**Problem**
Which lines hold the word "text"? Show each of them.
* begin *
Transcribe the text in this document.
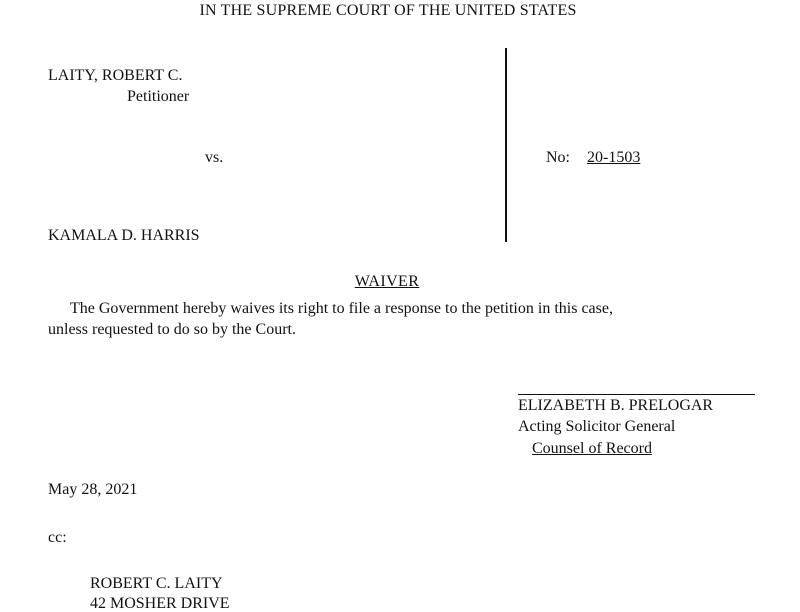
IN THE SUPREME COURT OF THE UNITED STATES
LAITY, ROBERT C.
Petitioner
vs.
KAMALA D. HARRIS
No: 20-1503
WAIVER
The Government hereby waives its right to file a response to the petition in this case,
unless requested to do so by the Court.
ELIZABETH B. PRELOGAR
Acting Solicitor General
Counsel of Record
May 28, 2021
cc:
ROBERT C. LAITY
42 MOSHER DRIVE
* end *
* begin *
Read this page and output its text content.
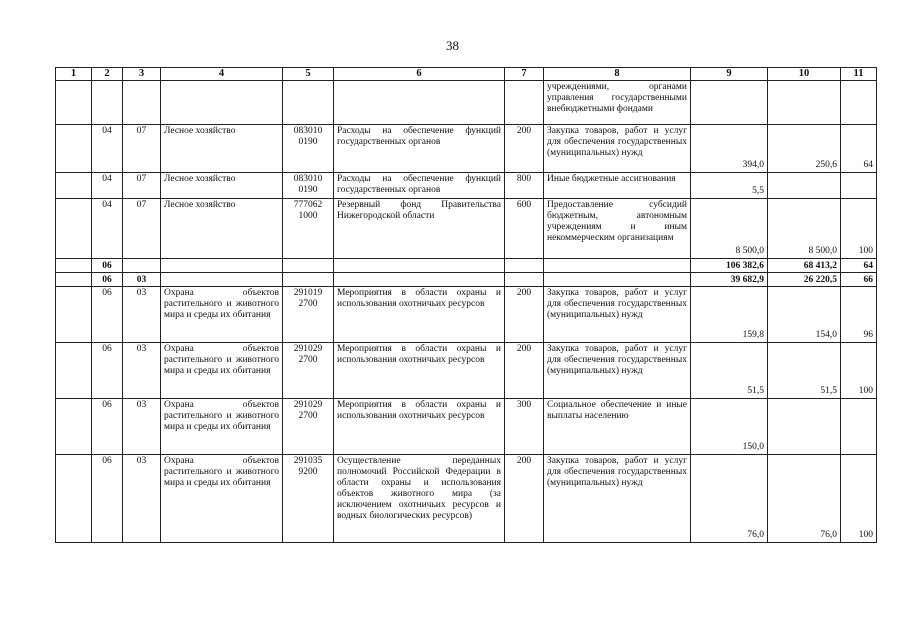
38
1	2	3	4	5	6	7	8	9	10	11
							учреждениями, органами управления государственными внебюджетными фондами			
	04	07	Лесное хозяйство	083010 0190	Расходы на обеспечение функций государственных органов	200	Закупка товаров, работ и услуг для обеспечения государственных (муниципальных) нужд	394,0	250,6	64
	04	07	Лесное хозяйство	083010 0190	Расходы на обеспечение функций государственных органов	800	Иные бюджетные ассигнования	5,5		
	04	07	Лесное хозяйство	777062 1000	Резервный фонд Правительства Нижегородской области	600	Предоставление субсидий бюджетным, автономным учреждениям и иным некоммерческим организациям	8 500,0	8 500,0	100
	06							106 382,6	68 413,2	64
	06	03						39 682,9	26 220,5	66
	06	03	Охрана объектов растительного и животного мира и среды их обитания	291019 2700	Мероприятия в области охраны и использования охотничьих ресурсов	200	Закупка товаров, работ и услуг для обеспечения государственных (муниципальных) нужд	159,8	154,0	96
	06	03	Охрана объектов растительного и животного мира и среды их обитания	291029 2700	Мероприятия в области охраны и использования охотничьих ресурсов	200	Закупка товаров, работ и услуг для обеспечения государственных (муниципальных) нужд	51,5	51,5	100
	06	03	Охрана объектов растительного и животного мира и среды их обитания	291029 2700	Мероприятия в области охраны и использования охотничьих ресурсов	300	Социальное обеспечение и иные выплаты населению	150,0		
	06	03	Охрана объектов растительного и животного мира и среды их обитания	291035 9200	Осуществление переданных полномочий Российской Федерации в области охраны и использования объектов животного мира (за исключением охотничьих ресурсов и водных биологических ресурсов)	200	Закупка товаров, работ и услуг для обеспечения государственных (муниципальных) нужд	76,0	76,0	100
* end *
**Response**
Transcribe the text in this document.
Read this page and output its text content.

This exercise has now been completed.